GIVEN TASK: Search the material below for the string "Gold" and list each line that holds it.

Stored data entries
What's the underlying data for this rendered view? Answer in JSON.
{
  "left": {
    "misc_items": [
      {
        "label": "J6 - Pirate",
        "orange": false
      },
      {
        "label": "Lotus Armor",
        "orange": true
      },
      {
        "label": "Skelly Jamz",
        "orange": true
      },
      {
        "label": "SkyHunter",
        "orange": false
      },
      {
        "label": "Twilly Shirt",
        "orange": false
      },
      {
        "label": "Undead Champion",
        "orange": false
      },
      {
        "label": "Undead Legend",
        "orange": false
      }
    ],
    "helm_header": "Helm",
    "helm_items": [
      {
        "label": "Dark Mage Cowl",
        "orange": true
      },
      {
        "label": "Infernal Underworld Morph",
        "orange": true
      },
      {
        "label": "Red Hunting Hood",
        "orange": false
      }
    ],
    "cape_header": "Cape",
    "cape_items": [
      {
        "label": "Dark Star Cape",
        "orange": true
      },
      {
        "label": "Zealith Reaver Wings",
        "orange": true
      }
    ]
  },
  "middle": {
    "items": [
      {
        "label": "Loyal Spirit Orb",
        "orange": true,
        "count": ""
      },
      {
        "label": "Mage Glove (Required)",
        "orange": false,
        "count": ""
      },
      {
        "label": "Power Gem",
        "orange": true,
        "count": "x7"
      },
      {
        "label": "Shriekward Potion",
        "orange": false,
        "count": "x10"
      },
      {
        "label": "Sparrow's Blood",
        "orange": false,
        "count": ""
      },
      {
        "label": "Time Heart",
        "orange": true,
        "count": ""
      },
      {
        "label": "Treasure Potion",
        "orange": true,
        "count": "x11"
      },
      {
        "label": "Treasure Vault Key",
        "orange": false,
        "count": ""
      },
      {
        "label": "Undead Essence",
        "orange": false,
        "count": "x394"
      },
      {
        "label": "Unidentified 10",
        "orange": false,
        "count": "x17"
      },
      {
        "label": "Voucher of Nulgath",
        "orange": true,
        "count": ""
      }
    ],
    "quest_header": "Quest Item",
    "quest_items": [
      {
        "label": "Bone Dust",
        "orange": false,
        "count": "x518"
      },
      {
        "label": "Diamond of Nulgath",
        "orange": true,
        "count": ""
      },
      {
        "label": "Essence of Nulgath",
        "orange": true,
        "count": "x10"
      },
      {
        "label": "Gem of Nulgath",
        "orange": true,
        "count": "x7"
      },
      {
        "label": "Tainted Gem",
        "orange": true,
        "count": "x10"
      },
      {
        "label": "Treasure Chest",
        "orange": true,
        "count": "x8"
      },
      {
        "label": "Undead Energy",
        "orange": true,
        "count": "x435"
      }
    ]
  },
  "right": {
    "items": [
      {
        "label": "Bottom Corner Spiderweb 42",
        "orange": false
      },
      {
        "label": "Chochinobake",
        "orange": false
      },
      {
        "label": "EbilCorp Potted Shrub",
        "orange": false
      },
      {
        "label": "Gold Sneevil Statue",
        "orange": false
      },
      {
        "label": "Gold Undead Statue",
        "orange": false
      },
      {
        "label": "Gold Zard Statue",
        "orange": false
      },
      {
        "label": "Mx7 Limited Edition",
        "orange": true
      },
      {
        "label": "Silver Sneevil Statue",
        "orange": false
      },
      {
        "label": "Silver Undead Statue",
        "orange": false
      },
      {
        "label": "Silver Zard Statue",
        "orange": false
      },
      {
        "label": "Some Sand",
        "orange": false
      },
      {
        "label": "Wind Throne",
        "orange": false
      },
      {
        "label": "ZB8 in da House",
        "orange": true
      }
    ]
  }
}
* * *
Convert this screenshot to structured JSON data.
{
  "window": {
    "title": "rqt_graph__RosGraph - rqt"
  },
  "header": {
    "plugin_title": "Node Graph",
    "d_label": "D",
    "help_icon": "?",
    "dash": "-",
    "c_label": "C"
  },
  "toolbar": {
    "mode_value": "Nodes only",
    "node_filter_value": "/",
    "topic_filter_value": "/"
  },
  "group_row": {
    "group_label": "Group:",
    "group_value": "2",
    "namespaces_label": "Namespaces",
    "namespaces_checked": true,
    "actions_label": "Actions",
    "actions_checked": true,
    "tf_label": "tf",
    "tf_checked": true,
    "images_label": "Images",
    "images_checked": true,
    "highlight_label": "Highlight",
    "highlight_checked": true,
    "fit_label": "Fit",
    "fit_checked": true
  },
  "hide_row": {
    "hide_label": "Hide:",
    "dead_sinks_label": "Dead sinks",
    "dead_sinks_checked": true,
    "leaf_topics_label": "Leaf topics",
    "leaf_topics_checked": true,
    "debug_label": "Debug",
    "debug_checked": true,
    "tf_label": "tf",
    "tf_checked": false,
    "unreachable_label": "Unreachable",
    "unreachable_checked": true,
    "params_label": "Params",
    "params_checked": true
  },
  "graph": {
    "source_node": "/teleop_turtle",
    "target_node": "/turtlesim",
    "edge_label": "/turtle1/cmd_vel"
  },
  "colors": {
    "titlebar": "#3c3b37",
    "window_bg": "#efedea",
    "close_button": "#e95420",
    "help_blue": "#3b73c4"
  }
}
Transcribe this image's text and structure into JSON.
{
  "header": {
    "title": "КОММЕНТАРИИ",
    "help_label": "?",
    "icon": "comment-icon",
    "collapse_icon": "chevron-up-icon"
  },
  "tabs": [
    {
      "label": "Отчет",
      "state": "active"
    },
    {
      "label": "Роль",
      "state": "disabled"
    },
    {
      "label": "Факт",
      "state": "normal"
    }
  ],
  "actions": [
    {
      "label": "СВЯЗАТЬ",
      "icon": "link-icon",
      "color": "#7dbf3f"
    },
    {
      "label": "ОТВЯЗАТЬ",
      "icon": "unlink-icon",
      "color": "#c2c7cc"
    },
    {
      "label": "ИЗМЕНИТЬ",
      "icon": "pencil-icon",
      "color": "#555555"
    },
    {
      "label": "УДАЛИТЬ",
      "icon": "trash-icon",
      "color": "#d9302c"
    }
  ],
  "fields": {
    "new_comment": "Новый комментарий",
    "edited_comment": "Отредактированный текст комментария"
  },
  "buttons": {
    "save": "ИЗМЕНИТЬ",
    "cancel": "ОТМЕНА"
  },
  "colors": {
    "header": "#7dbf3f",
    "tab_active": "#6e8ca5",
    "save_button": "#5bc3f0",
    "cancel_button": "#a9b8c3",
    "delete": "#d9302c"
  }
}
* * *
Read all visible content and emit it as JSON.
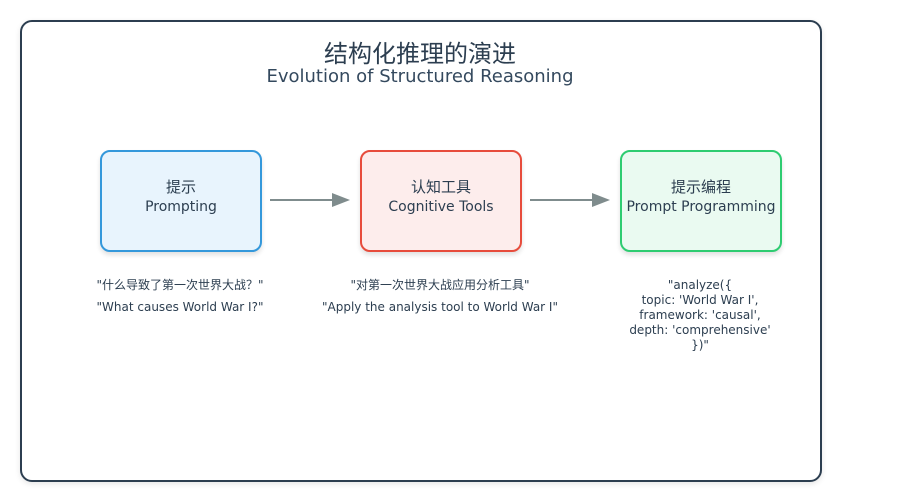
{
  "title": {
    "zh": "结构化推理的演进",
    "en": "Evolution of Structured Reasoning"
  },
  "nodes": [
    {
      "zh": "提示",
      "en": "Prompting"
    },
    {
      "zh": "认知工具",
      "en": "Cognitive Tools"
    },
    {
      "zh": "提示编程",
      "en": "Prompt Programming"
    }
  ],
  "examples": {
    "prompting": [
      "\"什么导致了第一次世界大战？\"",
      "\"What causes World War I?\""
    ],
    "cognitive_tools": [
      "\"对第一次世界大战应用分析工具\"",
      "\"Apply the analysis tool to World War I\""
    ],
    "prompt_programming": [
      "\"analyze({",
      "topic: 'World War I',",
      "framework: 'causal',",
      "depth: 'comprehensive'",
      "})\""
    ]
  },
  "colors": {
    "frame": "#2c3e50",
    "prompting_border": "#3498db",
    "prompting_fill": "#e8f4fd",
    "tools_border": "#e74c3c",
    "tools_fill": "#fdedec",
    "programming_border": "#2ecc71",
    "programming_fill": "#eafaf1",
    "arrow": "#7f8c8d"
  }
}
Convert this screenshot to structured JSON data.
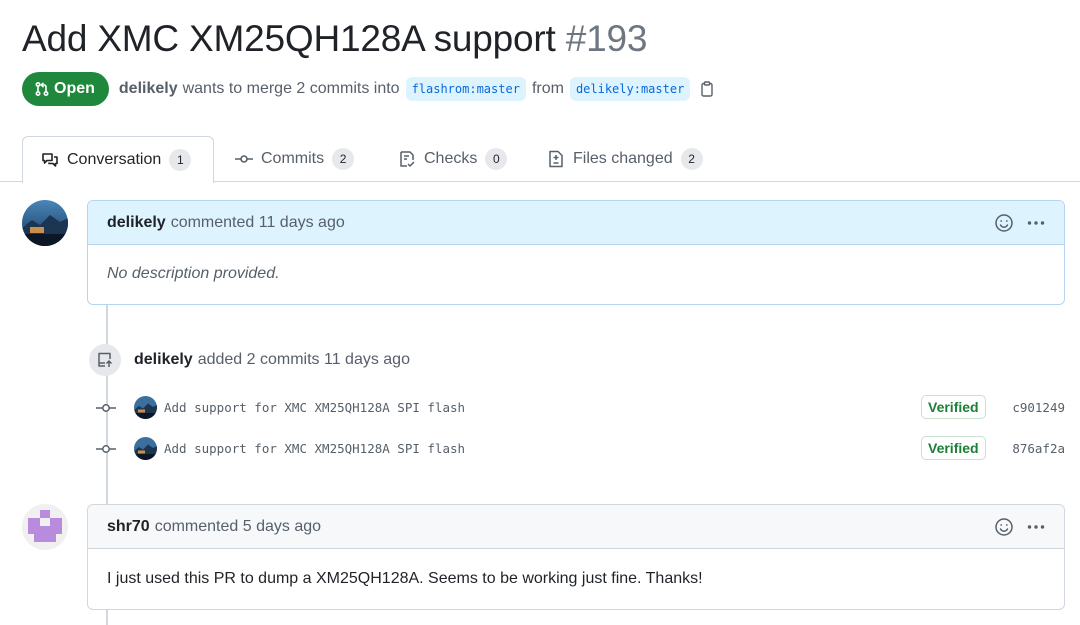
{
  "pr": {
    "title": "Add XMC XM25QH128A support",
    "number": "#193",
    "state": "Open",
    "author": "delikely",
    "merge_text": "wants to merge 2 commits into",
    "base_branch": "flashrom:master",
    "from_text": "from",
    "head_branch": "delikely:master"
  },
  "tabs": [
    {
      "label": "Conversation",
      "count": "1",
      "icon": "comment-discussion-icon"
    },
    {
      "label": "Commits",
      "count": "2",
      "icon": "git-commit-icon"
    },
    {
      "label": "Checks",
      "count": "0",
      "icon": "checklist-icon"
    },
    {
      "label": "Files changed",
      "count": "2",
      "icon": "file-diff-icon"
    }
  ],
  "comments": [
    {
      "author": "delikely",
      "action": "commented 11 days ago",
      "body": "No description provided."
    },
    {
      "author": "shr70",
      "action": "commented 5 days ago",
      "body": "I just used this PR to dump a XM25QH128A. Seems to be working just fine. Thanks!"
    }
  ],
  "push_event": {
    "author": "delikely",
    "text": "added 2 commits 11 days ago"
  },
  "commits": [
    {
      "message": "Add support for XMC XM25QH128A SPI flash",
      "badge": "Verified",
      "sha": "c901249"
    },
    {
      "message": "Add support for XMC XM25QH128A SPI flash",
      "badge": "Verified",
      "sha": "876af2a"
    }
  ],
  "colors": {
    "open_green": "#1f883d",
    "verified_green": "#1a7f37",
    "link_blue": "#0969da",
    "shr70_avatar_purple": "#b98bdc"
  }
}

RESPONSE:
        "label": "Gold Sneevil Statue",
        "label": "Gold Undead Statue",
        "label": "Gold Zard Statue",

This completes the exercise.